== Material to process

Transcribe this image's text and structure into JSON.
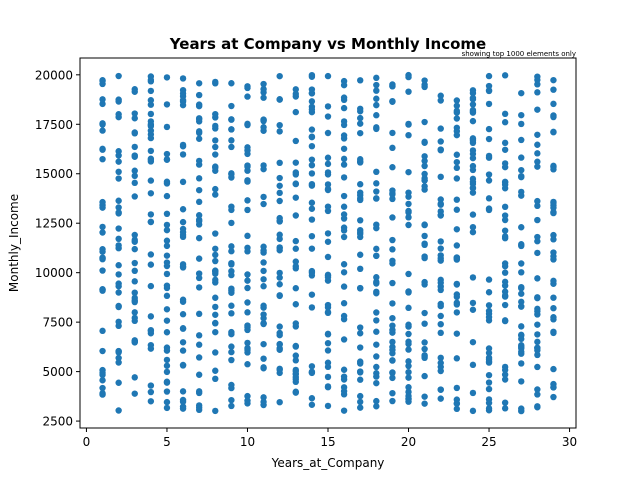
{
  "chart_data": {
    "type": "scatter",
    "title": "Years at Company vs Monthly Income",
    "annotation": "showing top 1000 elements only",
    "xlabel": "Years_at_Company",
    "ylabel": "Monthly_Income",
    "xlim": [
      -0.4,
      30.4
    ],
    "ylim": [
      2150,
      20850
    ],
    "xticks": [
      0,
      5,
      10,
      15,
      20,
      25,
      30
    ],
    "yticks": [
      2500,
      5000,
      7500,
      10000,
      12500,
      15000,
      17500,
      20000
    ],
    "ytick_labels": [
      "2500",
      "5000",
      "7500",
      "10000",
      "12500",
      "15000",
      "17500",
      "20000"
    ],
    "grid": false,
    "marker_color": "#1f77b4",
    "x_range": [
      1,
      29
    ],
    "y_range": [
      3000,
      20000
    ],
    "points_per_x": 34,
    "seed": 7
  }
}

====

Exercise directions – Pictures are excluded; output everything else in the data verbatim.

The completed task –
Transcribe this image's text and structure into JSON.
{
  "chart_data": {
    "type": "scatter",
    "title": "Years at Company vs Monthly Income",
    "annotation": "showing top 1000 elements only",
    "xlabel": "Years_at_Company",
    "ylabel": "Monthly_Income",
    "xlim": [
      -0.4,
      30.4
    ],
    "ylim": [
      2150,
      20850
    ],
    "xticks": [
      0,
      5,
      10,
      15,
      20,
      25,
      30
    ],
    "yticks": [
      2500,
      5000,
      7500,
      10000,
      12500,
      15000,
      17500,
      20000
    ],
    "ytick_labels": [
      "2500",
      "5000",
      "7500",
      "10000",
      "12500",
      "15000",
      "17500",
      "20000"
    ],
    "grid": false,
    "marker_color": "#1f77b4",
    "x_range": [
      1,
      29
    ],
    "y_range": [
      3000,
      20000
    ],
    "points_per_x": 34,
    "seed": 7
  }
}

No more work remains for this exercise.